- _Problem statement_: Gather each line in the entries that includes the string "YANQIAN".

- _Records to use_:

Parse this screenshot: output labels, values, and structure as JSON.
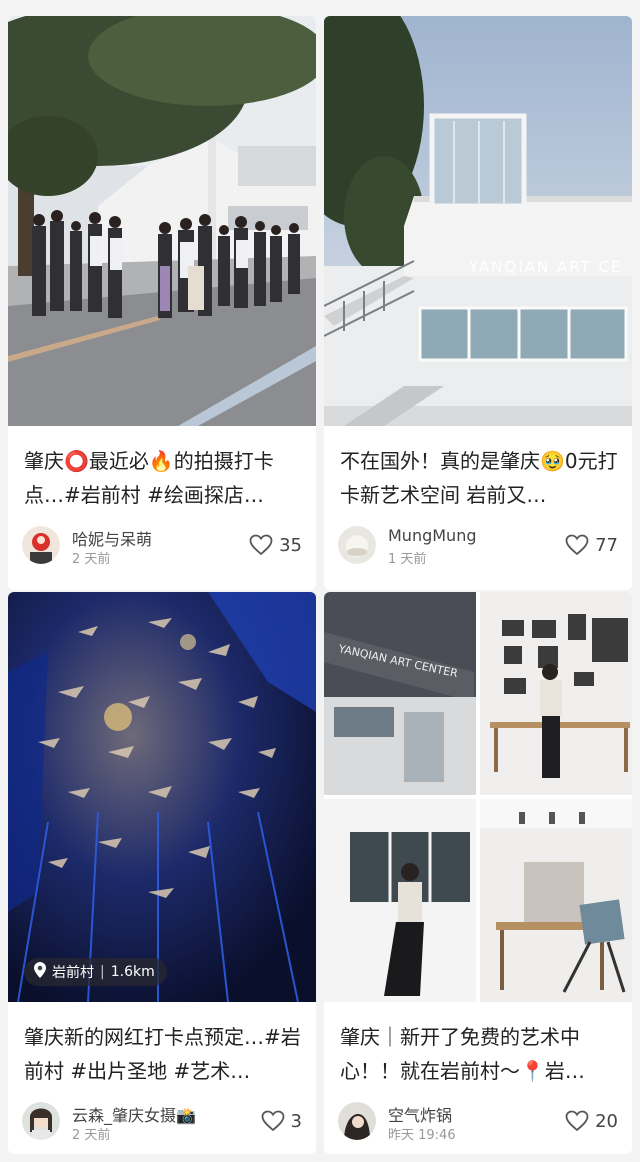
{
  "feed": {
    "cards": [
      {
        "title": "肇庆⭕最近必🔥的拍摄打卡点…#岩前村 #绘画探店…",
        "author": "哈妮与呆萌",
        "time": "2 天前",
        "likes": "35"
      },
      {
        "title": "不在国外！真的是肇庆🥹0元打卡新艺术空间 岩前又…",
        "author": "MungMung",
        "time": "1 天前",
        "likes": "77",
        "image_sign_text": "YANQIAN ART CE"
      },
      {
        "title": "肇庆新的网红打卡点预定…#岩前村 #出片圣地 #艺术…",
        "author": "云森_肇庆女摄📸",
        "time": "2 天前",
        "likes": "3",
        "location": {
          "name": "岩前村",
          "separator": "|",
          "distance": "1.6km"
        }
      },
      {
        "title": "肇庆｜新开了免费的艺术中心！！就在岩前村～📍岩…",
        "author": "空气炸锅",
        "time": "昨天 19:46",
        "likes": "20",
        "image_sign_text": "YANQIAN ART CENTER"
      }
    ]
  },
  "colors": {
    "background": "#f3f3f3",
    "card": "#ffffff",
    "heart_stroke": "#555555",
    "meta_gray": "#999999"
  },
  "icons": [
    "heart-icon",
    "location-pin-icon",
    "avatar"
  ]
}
==
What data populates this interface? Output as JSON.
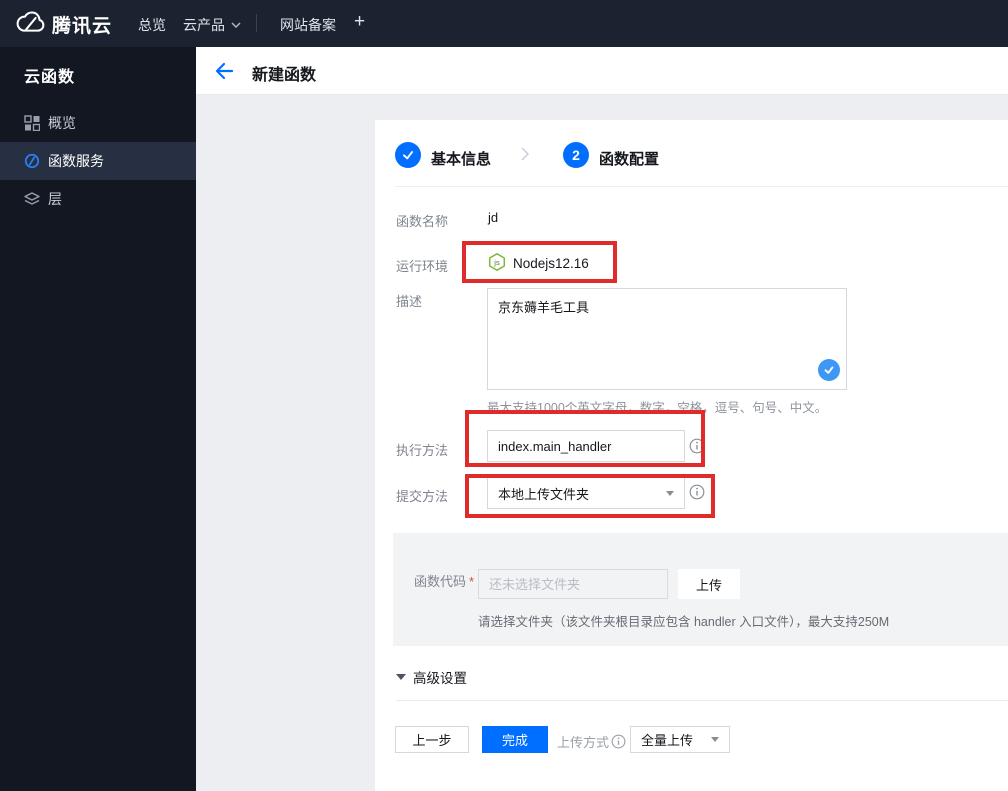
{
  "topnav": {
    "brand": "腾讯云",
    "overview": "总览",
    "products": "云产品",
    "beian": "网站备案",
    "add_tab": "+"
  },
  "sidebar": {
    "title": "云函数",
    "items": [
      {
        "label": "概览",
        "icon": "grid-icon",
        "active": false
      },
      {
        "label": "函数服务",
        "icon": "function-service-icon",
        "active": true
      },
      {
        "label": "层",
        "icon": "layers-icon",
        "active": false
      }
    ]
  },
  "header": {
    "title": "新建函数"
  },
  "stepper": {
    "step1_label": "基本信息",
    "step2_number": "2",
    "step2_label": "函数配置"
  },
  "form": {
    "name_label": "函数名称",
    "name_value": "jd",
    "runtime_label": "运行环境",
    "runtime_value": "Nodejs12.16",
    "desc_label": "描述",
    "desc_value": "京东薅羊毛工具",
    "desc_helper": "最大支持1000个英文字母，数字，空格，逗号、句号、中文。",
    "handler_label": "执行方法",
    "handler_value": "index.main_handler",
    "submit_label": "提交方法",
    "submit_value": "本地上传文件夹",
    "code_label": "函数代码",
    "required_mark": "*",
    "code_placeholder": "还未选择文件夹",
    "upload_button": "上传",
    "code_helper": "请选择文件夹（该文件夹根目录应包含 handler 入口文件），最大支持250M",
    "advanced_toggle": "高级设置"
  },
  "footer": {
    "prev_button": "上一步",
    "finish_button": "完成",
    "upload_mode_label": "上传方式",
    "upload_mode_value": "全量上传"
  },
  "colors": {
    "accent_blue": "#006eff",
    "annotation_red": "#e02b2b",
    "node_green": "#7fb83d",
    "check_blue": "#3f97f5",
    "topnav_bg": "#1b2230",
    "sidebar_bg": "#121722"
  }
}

- _Written answer_:
        "image_sign_text": "YANQIAN ART CE"
        "image_sign_text": "YANQIAN ART CENTER"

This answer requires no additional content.